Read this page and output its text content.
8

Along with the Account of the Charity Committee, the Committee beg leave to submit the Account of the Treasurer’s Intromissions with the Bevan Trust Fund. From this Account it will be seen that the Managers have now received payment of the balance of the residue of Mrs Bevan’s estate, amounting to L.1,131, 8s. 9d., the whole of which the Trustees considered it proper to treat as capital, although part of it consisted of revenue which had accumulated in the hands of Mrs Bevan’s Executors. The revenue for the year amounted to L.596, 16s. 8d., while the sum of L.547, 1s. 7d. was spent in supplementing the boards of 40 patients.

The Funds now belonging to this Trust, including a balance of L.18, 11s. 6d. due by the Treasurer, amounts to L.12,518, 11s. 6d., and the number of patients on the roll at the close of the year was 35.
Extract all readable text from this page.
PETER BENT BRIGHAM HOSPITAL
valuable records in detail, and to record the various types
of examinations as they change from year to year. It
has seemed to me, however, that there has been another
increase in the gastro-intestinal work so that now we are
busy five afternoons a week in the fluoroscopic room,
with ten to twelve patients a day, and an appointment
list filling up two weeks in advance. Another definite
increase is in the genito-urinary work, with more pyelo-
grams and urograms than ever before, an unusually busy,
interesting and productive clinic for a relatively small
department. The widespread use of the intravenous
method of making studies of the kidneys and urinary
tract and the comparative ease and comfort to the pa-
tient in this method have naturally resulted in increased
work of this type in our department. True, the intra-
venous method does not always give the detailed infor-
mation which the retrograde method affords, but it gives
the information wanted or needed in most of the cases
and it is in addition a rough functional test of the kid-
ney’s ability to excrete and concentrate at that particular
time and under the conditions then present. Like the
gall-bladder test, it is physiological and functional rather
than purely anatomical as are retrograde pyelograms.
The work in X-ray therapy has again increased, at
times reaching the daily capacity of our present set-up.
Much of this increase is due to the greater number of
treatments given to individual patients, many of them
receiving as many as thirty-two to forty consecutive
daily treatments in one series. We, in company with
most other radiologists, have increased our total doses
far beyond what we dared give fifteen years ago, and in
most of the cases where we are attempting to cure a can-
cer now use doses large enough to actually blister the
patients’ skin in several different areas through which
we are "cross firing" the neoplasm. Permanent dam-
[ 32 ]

• [Your task]: Copy the entire listing exactly. Do not skip a line.

• [Output for this task]:
Read this page and output its text content.
8

Along with the Account of the Charity Committee, the Committee beg leave to submit the Account of the Treasurer’s Intromissions with the Bevan Trust Fund. From this Account it will be seen that the Managers have now received payment of the balance of the residue of Mrs Bevan’s estate, amounting to L.1,131, 8s. 9d., the whole of which the Trustees considered it proper to treat as capital, although part of it consisted of revenue which had accumulated in the hands of Mrs Bevan’s Executors. The revenue for the year amounted to L.596, 16s. 8d., while the sum of L.547, 1s. 7d. was spent in supplementing the boards of 40 patients.

The Funds now belonging to this Trust, including a balance of L.18, 11s. 6d. due by the Treasurer, amounts to L.12,518, 11s. 6d., and the number of patients on the roll at the close of the year was 35.
Extract all readable text from this page.
PETER BENT BRIGHAM HOSPITAL
valuable records in detail, and to record the various types
of examinations as they change from year to year. It
has seemed to me, however, that there has been another
increase in the gastro-intestinal work so that now we are
busy five afternoons a week in the fluoroscopic room,
with ten to twelve patients a day, and an appointment
list filling up two weeks in advance. Another definite
increase is in the genito-urinary work, with more pyelo-
grams and urograms than ever before, an unusually busy,
interesting and productive clinic for a relatively small
department. The widespread use of the intravenous
method of making studies of the kidneys and urinary
tract and the comparative ease and comfort to the pa-
tient in this method have naturally resulted in increased
work of this type in our department. True, the intra-
venous method does not always give the detailed infor-
mation which the retrograde method affords, but it gives
the information wanted or needed in most of the cases
and it is in addition a rough functional test of the kid-
ney’s ability to excrete and concentrate at that particular
time and under the conditions then present. Like the
gall-bladder test, it is physiological and functional rather
than purely anatomical as are retrograde pyelograms.
The work in X-ray therapy has again increased, at
times reaching the daily capacity of our present set-up.
Much of this increase is due to the greater number of
treatments given to individual patients, many of them
receiving as many as thirty-two to forty consecutive
daily treatments in one series. We, in company with
most other radiologists, have increased our total doses
far beyond what we dared give fifteen years ago, and in
most of the cases where we are attempting to cure a can-
cer now use doses large enough to actually blister the
patients’ skin in several different areas through which
we are "cross firing" the neoplasm. Permanent dam-
[ 32 ]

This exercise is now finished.